**Required task:**
Copy out the records below exactly, from the start of the records through the line containing "chart2-title: ARE YOU", including both ends.

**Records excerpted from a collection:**
▼▼▼

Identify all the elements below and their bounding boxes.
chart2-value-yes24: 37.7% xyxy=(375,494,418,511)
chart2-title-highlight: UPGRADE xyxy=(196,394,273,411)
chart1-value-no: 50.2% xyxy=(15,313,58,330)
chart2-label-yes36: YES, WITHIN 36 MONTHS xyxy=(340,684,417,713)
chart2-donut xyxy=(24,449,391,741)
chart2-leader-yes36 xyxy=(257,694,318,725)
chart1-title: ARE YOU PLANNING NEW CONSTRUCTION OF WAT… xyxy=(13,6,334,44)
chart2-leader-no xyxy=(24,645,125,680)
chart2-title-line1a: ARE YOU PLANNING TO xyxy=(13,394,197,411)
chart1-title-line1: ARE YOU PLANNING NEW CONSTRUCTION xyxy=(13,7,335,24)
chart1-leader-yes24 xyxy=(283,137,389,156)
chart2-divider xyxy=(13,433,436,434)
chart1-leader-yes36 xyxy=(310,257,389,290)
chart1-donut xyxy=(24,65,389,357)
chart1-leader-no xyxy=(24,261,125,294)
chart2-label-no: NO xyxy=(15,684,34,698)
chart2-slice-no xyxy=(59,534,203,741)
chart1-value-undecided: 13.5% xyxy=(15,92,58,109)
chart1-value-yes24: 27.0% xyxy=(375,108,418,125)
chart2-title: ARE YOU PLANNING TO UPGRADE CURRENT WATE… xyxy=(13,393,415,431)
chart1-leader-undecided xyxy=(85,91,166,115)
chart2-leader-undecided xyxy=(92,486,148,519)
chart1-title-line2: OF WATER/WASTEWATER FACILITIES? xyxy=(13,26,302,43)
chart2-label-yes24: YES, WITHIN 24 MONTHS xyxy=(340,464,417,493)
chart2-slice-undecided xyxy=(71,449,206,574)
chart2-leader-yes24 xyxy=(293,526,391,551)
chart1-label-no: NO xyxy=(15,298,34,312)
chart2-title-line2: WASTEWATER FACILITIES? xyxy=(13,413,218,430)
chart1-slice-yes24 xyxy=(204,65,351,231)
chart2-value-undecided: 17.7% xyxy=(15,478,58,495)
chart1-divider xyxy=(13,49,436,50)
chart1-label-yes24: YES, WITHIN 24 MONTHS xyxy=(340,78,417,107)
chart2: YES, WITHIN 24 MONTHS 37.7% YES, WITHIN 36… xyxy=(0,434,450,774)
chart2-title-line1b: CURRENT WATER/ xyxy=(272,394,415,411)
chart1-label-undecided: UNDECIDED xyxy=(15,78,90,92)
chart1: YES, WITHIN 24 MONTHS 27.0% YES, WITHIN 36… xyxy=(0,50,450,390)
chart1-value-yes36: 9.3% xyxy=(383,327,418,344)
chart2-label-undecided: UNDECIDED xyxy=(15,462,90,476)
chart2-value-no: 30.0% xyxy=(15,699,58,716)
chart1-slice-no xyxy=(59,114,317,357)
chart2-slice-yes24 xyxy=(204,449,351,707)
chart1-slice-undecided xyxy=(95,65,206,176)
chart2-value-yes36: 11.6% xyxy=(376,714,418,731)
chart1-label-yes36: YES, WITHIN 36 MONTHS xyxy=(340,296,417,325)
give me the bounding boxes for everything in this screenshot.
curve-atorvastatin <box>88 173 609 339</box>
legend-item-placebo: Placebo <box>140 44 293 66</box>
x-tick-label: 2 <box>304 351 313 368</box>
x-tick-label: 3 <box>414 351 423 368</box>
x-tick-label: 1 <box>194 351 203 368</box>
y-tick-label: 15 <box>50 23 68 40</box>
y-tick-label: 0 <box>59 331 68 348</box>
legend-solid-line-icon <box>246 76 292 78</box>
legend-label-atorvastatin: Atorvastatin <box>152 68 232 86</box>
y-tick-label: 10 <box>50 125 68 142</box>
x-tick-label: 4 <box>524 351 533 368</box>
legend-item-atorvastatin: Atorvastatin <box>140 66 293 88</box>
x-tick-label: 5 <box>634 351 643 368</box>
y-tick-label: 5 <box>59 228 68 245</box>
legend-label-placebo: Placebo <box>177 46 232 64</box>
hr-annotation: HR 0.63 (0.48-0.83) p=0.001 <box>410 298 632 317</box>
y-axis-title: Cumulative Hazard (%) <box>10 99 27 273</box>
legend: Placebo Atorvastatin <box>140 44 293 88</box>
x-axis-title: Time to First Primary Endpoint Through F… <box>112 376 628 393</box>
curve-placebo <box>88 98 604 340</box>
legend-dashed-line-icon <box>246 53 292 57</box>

▲▲▲

**Answer to this problem:**
Identify all the elements below and their bounding boxes.
chart2-value-yes24: 37.7% xyxy=(375,494,418,511)
chart2-title-highlight: UPGRADE xyxy=(196,394,273,411)
chart1-value-no: 50.2% xyxy=(15,313,58,330)
chart2-label-yes36: YES, WITHIN 36 MONTHS xyxy=(340,684,417,713)
chart2-donut xyxy=(24,449,391,741)
chart2-leader-yes36 xyxy=(257,694,318,725)
chart1-title: ARE YOU PLANNING NEW CONSTRUCTION OF WAT… xyxy=(13,6,334,44)
chart2-leader-no xyxy=(24,645,125,680)
chart2-title-line1a: ARE YOU PLANNING TO xyxy=(13,394,197,411)
chart1-title-line1: ARE YOU PLANNING NEW CONSTRUCTION xyxy=(13,7,335,24)
chart1-leader-yes24 xyxy=(283,137,389,156)
chart2-divider xyxy=(13,433,436,434)
chart1-leader-yes36 xyxy=(310,257,389,290)
chart1-donut xyxy=(24,65,389,357)
chart1-leader-no xyxy=(24,261,125,294)
chart2-label-no: NO xyxy=(15,684,34,698)
chart2-slice-no xyxy=(59,534,203,741)
chart1-value-undecided: 13.5% xyxy=(15,92,58,109)
chart1-value-yes24: 27.0% xyxy=(375,108,418,125)
chart2-title: ARE YOU PLANNING TO UPGRADE CURRENT WATE… xyxy=(13,393,415,431)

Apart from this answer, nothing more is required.